---------- 本文抜粋

今日は以下の手術を行いました。
・白内障手術 13件
・緑内障手術(エクスプレスシャント)1件
・網膜硝子体手術 2件(茎離断1・切除1)
・強角膜縫合 1件(破裂一次縫合)
最後に1件、緊急手術がありましたが、定時に終えられました。
今日の緊急手術からひとつ話題を。
眼球破裂:一次縫合
60代の女性、昨日転んでしまい、左目をぶつけてしまったようです。
水戸市の総合病院様を受診し、午前中に紹介となりました。
視力は光覚弁(-)、とりあえずですが、明るい暗いも分からない、失明の状態です・・・。(手術後に光を取り戻せるといいのですが)
黒目(角膜)の内側が真っ赤で、出血がひどくて、眼内の状態は不明です。
白目(結膜・強膜)も真っ赤で、結膜下出血と呼ばれる状態です。(結膜下出血のブログ)
単に目の中で出血しているだけなら、様子をみるだけで勝手に止血されて、キレイになっていく場合もあります。出血が止まらなくても、最終的に手術で洗えばキレイになります。
ところが、よーく診察してみると、反対の目に比べて、少し目が柔らかいようです(眼圧が低い)。
そんな時は、眼球破裂といって、目玉がパンクしてしまって、中身が漏れ出てしまった分、眼球が柔らかく(眼圧が低く)なっている可能性があります。
眼球破裂を疑って、頭部のCT検査をしてみると、
写真左側が右の眼球ですが、右の眼球はキレイな状態です。赤矢印の先は、白内障術後の眼内レンズです。
写真右側が左目の眼球ですが、右に比べて、内部の色が不均一なのが分かりますか?緑矢印の先の濃い白は、濃厚な出血の塊です。水色矢印の先の真っ黒は、空気になります。⇒残念ながら、眼球破裂が確定です[:悲しい:]
(CT検査では、破裂の有無だけでなく、眼内にガラスや、石の欠片など、異物が見つかることもあります。素手で殴られたとか、明らかに異物がないと言い切れる場合を除き、必須の検査です。)
一次縫合
眼球破裂は、眼科で扱う外傷のうち、最も重篤なものです。
多くの場合で、目の中身が外に出てしまったりします。目の中の何が、どのくらい出てしまったかによって、予後は様々ですが、完全に元通り。なんてことはあり得ません。むしろ、ある程度以上の網膜が破れたり、外に出てしまったりしている場合には、失明することのほうが余程多いのです。
目の中身の殆どがなくなっている場合や、破裂のキズが複雑で、眼球の形状を保てない場合などには、眼球内用除去術という眼球の中身を摘出するような手術をして、義眼の装用を勧める場合もあります。
白内障などの通常の手術では、手術の前に、どういう手術を行って、どんな結果が予想される。という事を説明してから手術を決定します。ただし、眼球破裂では多くの場合で、「手術をやってみて、キズの状態をみてから、良いと思う方法をとりますね。」という説明を行います。(もちろん、最悪の場合は眼球内用除去+義眼とか、一次縫合のみとか、硝子体手術も行うなどの、複数の可能性を説明はしておきます。)

--------------------

▶ **作業内容**
A) 本文について、次の問いに答えてください。
(i) 今日行われた白内障手術は何件ですか。
(ii) 患者はどこを受診したあと紹介されましたか。
(iii) 左目のCT画像で、水色矢印の先の真っ黒な部分は何ですか。
B) 本文で今日行われたと記されている手術を、種類ごとに件数とともにすべて挙げてください。
記録を参照する必要はありません。

---------- 抽出記録

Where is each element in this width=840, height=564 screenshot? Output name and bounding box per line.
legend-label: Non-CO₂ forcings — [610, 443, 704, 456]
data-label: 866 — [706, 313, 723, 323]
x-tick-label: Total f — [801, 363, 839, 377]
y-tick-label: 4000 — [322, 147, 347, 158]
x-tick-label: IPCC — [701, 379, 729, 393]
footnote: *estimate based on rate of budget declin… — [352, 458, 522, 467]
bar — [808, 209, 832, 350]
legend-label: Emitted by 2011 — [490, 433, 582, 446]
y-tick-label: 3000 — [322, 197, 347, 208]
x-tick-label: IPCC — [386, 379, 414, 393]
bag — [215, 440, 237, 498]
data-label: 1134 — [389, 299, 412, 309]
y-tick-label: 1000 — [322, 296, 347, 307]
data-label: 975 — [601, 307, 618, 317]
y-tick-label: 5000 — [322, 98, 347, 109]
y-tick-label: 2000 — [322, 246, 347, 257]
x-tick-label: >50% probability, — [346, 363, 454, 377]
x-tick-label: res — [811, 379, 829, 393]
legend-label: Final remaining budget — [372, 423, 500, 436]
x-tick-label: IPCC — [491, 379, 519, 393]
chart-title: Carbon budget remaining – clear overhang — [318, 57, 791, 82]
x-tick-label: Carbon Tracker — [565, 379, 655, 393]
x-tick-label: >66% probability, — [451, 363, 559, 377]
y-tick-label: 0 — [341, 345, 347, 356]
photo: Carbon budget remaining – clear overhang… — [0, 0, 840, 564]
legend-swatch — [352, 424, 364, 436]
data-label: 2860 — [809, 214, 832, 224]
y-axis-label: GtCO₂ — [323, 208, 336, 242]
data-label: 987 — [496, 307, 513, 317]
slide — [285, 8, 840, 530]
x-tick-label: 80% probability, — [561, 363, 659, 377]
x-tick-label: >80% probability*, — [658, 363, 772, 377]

--------------------

▶ **解答一覧**
A)
(i) 13件です。
(ii) 水戸市の総合病院です。
(iii) 空気です。

B)
・白内障手術 13件
・緑内障手術(エクスプレスシャント) 1件
・網膜硝子体手術 2件(茎離断1・切除1)
・強角膜縫合 1件(破裂一次縫合)